● **Given request**
Retype all of the data. Every line must match exactly.

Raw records
====
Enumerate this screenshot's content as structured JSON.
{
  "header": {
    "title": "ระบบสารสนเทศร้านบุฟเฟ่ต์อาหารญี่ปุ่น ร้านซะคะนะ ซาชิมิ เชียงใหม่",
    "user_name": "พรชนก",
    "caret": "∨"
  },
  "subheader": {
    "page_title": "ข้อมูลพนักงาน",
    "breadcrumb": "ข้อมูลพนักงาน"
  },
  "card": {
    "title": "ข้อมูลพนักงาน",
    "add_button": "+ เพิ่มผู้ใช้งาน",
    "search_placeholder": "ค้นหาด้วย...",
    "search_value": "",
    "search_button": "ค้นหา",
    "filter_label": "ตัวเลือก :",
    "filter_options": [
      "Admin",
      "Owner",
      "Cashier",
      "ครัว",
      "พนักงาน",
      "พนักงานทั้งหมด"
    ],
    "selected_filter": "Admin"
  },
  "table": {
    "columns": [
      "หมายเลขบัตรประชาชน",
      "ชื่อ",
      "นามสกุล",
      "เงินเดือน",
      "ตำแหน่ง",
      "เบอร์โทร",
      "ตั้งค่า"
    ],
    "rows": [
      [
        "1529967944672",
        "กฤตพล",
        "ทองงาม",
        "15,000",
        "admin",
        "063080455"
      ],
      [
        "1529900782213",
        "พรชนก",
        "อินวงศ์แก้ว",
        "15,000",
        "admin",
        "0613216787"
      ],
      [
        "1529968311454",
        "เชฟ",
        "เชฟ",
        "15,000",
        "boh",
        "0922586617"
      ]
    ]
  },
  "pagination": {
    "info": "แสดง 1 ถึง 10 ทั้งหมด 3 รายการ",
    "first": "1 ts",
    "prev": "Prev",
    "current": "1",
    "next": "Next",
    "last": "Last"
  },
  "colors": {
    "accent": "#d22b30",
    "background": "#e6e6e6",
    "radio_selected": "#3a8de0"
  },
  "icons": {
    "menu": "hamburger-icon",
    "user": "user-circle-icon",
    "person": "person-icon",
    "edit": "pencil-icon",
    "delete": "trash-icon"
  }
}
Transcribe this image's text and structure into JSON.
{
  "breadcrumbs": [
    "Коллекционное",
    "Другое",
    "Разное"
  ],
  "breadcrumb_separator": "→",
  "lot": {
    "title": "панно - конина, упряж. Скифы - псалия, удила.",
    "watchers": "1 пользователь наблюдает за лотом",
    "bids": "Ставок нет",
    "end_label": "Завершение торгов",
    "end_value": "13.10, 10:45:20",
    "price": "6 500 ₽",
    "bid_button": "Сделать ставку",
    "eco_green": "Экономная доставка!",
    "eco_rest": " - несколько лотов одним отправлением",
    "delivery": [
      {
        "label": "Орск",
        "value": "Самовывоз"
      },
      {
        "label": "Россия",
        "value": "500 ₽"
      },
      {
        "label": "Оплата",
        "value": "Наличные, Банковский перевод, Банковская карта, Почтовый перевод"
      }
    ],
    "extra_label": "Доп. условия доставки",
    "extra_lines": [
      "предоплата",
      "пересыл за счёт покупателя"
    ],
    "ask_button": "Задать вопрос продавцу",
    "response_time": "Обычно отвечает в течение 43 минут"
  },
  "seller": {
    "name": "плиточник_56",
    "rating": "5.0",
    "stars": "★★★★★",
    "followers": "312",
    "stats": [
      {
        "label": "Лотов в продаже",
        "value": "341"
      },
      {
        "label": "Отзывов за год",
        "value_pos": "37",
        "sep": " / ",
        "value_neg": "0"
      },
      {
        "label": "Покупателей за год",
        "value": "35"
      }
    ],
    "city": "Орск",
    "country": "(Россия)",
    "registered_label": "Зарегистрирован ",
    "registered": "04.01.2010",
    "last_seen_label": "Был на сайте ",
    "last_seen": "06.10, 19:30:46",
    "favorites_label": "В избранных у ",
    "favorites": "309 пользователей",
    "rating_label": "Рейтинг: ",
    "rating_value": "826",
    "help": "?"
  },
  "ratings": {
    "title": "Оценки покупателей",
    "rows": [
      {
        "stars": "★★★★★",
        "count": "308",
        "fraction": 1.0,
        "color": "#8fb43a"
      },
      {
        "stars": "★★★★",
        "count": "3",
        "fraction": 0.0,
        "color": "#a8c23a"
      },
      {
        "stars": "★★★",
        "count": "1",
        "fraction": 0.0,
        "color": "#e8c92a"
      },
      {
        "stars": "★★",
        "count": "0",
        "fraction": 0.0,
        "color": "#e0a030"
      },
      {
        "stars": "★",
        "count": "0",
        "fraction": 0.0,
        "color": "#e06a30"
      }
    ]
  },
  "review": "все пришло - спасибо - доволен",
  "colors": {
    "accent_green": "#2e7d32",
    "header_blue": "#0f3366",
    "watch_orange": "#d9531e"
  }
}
====
● **Answer to the problem**
Enumerate this screenshot's content as structured JSON.
{
  "header": {
    "title": "ระบบสารสนเทศร้านบุฟเฟ่ต์อาหารญี่ปุ่น ร้านซะคะนะ ซาชิมิ เชียงใหม่",
    "user_name": "พรชนก",
    "caret": "∨"
  },
  "subheader": {
    "page_title": "ข้อมูลพนักงาน",
    "breadcrumb": "ข้อมูลพนักงาน"
  },
  "card": {
    "title": "ข้อมูลพนักงาน",
    "add_button": "+ เพิ่มผู้ใช้งาน",
    "search_placeholder": "ค้นหาด้วย...",
    "search_value": "",
    "search_button": "ค้นหา",
    "filter_label": "ตัวเลือก :",
    "filter_options": [
      "Admin",
      "Owner",
      "Cashier",
      "ครัว",
      "พนักงาน",
      "พนักงานทั้งหมด"
    ],
    "selected_filter": "Admin"
  },
  "table": {
    "columns": [
      "หมายเลขบัตรประชาชน",
      "ชื่อ",
      "นามสกุล",
      "เงินเดือน",
      "ตำแหน่ง",
      "เบอร์โทร",
      "ตั้งค่า"
    ],
    "rows": [
      [
        "1529967944672",
        "กฤตพล",
        "ทองงาม",
        "15,000",
        "admin",
        "063080455"
      ],
      [
        "1529900782213",
        "พรชนก",
        "อินวงศ์แก้ว",
        "15,000",
        "admin",
        "0613216787"
      ],
      [
        "1529968311454",
        "เชฟ",
        "เชฟ",
        "15,000",
        "boh",
        "0922586617"
      ]
    ]
  },
  "pagination": {
    "info": "แสดง 1 ถึง 10 ทั้งหมด 3 รายการ",
    "first": "1 ts",
    "prev": "Prev",
    "current": "1",
    "next": "Next",
    "last": "Last"
  },
  "colors": {
    "accent": "#d22b30",
    "background": "#e6e6e6",
    "radio_selected": "#3a8de0"
  },
  "icons": {
    "menu": "hamburger-icon",
    "user": "user-circle-icon",
    "person": "person-icon",
    "edit": "pencil-icon",
    "delete": "trash-icon"
  }
}
Transcribe this image's text and structure into JSON.
{
  "breadcrumbs": [
    "Коллекционное",
    "Другое",
    "Разное"
  ],
  "breadcrumb_separator": "→",
  "lot": {
    "title": "панно - конина, упряж. Скифы - псалия, удила.",
    "watchers": "1 пользователь наблюдает за лотом",
    "bids": "Ставок нет",
    "end_label": "Завершение торгов",
    "end_value": "13.10, 10:45:20",
    "price": "6 500 ₽",
    "bid_button": "Сделать ставку",
    "eco_green": "Экономная доставка!",
    "eco_rest": " - несколько лотов одним отправлением",
    "delivery": [
      {
        "label": "Орск",
        "value": "Самовывоз"
      },
      {
        "label": "Россия",
        "value": "500 ₽"
      },
      {
        "label": "Оплата",
        "value": "Наличные, Банковский перевод, Банковская карта, Почтовый перевод"
      }
    ],
    "extra_label": "Доп. условия доставки",
    "extra_lines": [
      "предоплата",
      "пересыл за счёт покупателя"
    ],
    "ask_button": "Задать вопрос продавцу",
    "response_time": "Обычно отвечает в течение 43 минут"
  },
  "seller": {
    "name": "плиточник_56",
    "rating": "5.0",
    "stars": "★★★★★",
    "followers": "312",
    "stats": [
      {
        "label": "Лотов в продаже",
        "value": "341"
      },
      {
        "label": "Отзывов за год",
        "value_pos": "37",
        "sep": " / ",
        "value_neg": "0"
      },
      {
        "label": "Покупателей за год",
        "value": "35"
      }
    ],
    "city": "Орск",
    "country": "(Россия)",
    "registered_label": "Зарегистрирован ",
    "registered": "04.01.2010",
    "last_seen_label": "Был на сайте ",
    "last_seen": "06.10, 19:30:46",
    "favorites_label": "В избранных у ",
    "favorites": "309 пользователей",
    "rating_label": "Рейтинг: ",
    "rating_value": "826",
    "help": "?"
  },
  "ratings": {
    "title": "Оценки покупателей",
    "rows": [
      {
        "stars": "★★★★★",
        "count": "308",
        "fraction": 1.0,
        "color": "#8fb43a"
      },
      {
        "stars": "★★★★",
        "count": "3",
        "fraction": 0.0,
        "color": "#a8c23a"
      },
      {
        "stars": "★★★",
        "count": "1",
        "fraction": 0.0,
        "color": "#e8c92a"
      },
      {
        "stars": "★★",
        "count": "0",
        "fraction": 0.0,
        "color": "#e0a030"
      },
      {
        "stars": "★",
        "count": "0",
        "fraction": 0.0,
        "color": "#e06a30"
      }
    ]
  },
  "review": "все пришло - спасибо - доволен",
  "colors": {
    "accent_green": "#2e7d32",
    "header_blue": "#0f3366",
    "watch_orange": "#d9531e"
  }
}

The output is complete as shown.